Your objective | Report every line in the records below that holds the word "suppressor".

Dataset entries for page text |
▼▼▼
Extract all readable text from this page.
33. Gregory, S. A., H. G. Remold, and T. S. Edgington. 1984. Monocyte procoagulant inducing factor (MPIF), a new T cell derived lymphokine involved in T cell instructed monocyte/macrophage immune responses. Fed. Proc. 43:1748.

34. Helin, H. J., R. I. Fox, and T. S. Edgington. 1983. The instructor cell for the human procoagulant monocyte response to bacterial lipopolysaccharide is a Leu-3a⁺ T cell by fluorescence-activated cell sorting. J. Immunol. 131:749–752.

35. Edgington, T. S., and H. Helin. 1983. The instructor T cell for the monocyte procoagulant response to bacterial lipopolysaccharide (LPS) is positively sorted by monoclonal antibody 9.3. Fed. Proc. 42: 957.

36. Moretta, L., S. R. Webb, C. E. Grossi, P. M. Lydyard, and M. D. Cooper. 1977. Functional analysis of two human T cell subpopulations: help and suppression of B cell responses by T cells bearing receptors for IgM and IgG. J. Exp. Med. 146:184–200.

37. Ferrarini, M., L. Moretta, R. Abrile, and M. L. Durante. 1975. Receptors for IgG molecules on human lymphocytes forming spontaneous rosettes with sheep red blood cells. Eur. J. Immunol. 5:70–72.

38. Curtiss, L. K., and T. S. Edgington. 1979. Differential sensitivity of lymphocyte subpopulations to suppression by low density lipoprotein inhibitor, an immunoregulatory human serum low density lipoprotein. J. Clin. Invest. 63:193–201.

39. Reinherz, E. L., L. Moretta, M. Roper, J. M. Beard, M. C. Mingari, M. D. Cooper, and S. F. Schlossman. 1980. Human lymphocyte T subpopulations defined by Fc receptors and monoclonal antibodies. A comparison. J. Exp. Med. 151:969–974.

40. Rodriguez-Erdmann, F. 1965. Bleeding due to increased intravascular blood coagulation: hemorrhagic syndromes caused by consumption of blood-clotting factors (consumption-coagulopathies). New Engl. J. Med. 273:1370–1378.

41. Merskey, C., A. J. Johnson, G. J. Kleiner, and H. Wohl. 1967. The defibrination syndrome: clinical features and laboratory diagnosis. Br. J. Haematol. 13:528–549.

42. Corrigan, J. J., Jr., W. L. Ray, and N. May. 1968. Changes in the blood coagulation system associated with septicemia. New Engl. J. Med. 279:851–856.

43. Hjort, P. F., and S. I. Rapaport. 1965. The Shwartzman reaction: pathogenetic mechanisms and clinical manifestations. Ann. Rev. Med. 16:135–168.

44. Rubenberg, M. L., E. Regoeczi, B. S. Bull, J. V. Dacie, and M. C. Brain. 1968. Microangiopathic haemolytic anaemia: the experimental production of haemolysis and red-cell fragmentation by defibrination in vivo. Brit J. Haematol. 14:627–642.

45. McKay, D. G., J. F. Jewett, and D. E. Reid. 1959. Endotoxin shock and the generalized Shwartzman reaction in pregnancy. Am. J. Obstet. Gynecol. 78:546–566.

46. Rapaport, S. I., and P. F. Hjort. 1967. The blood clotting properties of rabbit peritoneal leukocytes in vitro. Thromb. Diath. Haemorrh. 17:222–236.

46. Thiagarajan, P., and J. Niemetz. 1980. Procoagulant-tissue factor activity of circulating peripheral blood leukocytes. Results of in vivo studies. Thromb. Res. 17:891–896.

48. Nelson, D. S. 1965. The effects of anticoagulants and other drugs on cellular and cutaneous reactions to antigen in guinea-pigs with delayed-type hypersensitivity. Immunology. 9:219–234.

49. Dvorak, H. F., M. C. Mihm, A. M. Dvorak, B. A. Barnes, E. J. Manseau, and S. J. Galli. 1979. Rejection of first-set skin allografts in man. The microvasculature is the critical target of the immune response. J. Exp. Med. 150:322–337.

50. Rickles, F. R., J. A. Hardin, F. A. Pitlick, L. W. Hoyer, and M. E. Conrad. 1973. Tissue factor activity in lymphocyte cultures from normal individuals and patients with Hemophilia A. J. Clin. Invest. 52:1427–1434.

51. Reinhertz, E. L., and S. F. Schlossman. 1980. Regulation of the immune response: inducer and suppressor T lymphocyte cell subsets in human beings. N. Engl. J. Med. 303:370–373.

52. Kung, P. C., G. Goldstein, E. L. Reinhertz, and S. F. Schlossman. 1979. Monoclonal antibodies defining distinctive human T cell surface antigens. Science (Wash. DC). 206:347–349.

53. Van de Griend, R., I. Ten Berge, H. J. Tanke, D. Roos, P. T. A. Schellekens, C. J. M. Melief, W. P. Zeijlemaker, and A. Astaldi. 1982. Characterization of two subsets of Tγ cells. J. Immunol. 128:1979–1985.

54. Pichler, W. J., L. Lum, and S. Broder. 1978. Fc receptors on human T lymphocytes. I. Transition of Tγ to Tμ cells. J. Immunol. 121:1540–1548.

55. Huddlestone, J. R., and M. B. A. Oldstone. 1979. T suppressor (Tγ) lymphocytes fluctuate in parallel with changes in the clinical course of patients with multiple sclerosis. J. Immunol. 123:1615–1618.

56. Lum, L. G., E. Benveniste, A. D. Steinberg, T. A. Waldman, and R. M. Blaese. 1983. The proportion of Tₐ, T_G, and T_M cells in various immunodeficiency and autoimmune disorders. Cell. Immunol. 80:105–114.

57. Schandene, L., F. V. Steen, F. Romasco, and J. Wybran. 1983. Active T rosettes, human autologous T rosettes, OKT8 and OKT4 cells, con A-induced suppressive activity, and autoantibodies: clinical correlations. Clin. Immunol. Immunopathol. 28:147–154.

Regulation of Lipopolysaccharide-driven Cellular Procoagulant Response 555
▲▲▲
Solution for this exercise |
51. Reinhertz, E. L., and S. F. Schlossman. 1980. Regulation of the immune response: inducer and suppressor T lymphocyte cell subsets in human beings. N. Engl. J. Med. 303:370–373.
55. Huddlestone, J. R., and M. B. A. Oldstone. 1979. T suppressor (Tγ) lymphocytes fluctuate in parallel with changes in the clinical course of patients with multiple sclerosis. J. Immunol. 123:1615–1618.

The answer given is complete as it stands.